## What is expected
Write out the listing in full, matching it word for word.

## Records shown
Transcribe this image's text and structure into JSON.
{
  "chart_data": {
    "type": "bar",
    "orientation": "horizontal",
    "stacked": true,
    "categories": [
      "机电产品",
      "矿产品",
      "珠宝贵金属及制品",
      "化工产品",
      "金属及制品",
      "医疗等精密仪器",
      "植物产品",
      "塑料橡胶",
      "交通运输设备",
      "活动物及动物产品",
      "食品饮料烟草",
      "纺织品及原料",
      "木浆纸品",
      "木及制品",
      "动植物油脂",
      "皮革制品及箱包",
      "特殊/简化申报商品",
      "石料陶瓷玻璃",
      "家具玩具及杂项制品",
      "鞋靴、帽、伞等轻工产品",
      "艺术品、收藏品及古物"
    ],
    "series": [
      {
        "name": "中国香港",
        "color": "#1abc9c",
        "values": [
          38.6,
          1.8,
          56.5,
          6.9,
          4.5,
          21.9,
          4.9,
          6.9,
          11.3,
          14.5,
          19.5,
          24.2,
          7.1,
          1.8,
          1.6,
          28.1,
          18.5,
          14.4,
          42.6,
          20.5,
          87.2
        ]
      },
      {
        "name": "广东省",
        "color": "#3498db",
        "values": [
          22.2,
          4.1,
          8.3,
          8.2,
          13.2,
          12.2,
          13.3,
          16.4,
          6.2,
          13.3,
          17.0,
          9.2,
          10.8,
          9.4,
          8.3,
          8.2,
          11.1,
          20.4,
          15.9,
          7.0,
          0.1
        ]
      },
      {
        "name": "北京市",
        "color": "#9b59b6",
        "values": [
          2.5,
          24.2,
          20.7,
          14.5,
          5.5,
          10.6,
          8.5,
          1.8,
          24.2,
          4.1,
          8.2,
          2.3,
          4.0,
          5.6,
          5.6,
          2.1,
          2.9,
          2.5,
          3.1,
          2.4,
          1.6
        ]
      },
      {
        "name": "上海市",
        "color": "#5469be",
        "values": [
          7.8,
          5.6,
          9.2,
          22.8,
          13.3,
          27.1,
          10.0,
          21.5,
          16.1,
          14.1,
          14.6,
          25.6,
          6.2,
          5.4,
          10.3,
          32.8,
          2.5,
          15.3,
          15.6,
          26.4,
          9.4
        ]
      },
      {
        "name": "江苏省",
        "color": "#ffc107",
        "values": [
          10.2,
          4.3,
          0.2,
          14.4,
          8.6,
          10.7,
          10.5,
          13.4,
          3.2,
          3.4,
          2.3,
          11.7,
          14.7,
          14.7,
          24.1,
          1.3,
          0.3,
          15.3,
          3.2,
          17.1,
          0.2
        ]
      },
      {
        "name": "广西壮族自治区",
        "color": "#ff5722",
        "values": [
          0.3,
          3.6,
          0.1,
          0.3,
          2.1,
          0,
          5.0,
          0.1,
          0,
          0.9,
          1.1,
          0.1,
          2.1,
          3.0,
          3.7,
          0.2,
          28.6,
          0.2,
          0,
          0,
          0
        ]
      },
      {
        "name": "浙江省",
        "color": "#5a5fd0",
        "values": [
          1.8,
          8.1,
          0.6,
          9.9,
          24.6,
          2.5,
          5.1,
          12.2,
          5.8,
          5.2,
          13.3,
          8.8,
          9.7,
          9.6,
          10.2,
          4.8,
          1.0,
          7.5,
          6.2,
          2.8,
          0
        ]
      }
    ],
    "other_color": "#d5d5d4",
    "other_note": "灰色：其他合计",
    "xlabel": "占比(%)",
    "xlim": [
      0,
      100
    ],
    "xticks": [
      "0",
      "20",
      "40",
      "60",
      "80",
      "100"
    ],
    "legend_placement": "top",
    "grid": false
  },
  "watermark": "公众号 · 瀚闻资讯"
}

## Task result
Transcribe this image's text and structure into JSON.
{
  "chart_data": {
    "type": "bar",
    "orientation": "horizontal",
    "stacked": true,
    "categories": [
      "机电产品",
      "矿产品",
      "珠宝贵金属及制品",
      "化工产品",
      "金属及制品",
      "医疗等精密仪器",
      "植物产品",
      "塑料橡胶",
      "交通运输设备",
      "活动物及动物产品",
      "食品饮料烟草",
      "纺织品及原料",
      "木浆纸品",
      "木及制品",
      "动植物油脂",
      "皮革制品及箱包",
      "特殊/简化申报商品",
      "石料陶瓷玻璃",
      "家具玩具及杂项制品",
      "鞋靴、帽、伞等轻工产品",
      "艺术品、收藏品及古物"
    ],
    "series": [
      {
        "name": "中国香港",
        "color": "#1abc9c",
        "values": [
          38.6,
          1.8,
          56.5,
          6.9,
          4.5,
          21.9,
          4.9,
          6.9,
          11.3,
          14.5,
          19.5,
          24.2,
          7.1,
          1.8,
          1.6,
          28.1,
          18.5,
          14.4,
          42.6,
          20.5,
          87.2
        ]
      },
      {
        "name": "广东省",
        "color": "#3498db",
        "values": [
          22.2,
          4.1,
          8.3,
          8.2,
          13.2,
          12.2,
          13.3,
          16.4,
          6.2,
          13.3,
          17.0,
          9.2,
          10.8,
          9.4,
          8.3,
          8.2,
          11.1,
          20.4,
          15.9,
          7.0,
          0.1
        ]
      },
      {
        "name": "北京市",
        "color": "#9b59b6",
        "values": [
          2.5,
          24.2,
          20.7,
          14.5,
          5.5,
          10.6,
          8.5,
          1.8,
          24.2,
          4.1,
          8.2,
          2.3,
          4.0,
          5.6,
          5.6,
          2.1,
          2.9,
          2.5,
          3.1,
          2.4,
          1.6
        ]
      },
      {
        "name": "上海市",
        "color": "#5469be",
        "values": [
          7.8,
          5.6,
          9.2,
          22.8,
          13.3,
          27.1,
          10.0,
          21.5,
          16.1,
          14.1,
          14.6,
          25.6,
          6.2,
          5.4,
          10.3,
          32.8,
          2.5,
          15.3,
          15.6,
          26.4,
          9.4
        ]
      },
      {
        "name": "江苏省",
        "color": "#ffc107",
        "values": [
          10.2,
          4.3,
          0.2,
          14.4,
          8.6,
          10.7,
          10.5,
          13.4,
          3.2,
          3.4,
          2.3,
          11.7,
          14.7,
          14.7,
          24.1,
          1.3,
          0.3,
          15.3,
          3.2,
          17.1,
          0.2
        ]
      },
      {
        "name": "广西壮族自治区",
        "color": "#ff5722",
        "values": [
          0.3,
          3.6,
          0.1,
          0.3,
          2.1,
          0,
          5.0,
          0.1,
          0,
          0.9,
          1.1,
          0.1,
          2.1,
          3.0,
          3.7,
          0.2,
          28.6,
          0.2,
          0,
          0,
          0
        ]
      },
      {
        "name": "浙江省",
        "color": "#5a5fd0",
        "values": [
          1.8,
          8.1,
          0.6,
          9.9,
          24.6,
          2.5,
          5.1,
          12.2,
          5.8,
          5.2,
          13.3,
          8.8,
          9.7,
          9.6,
          10.2,
          4.8,
          1.0,
          7.5,
          6.2,
          2.8,
          0
        ]
      }
    ],
    "other_color": "#d5d5d4",
    "other_note": "灰色：其他合计",
    "xlabel": "占比(%)",
    "xlim": [
      0,
      100
    ],
    "xticks": [
      "0",
      "20",
      "40",
      "60",
      "80",
      "100"
    ],
    "legend_placement": "top",
    "grid": false
  },
  "watermark": "公众号 · 瀚闻资讯"
}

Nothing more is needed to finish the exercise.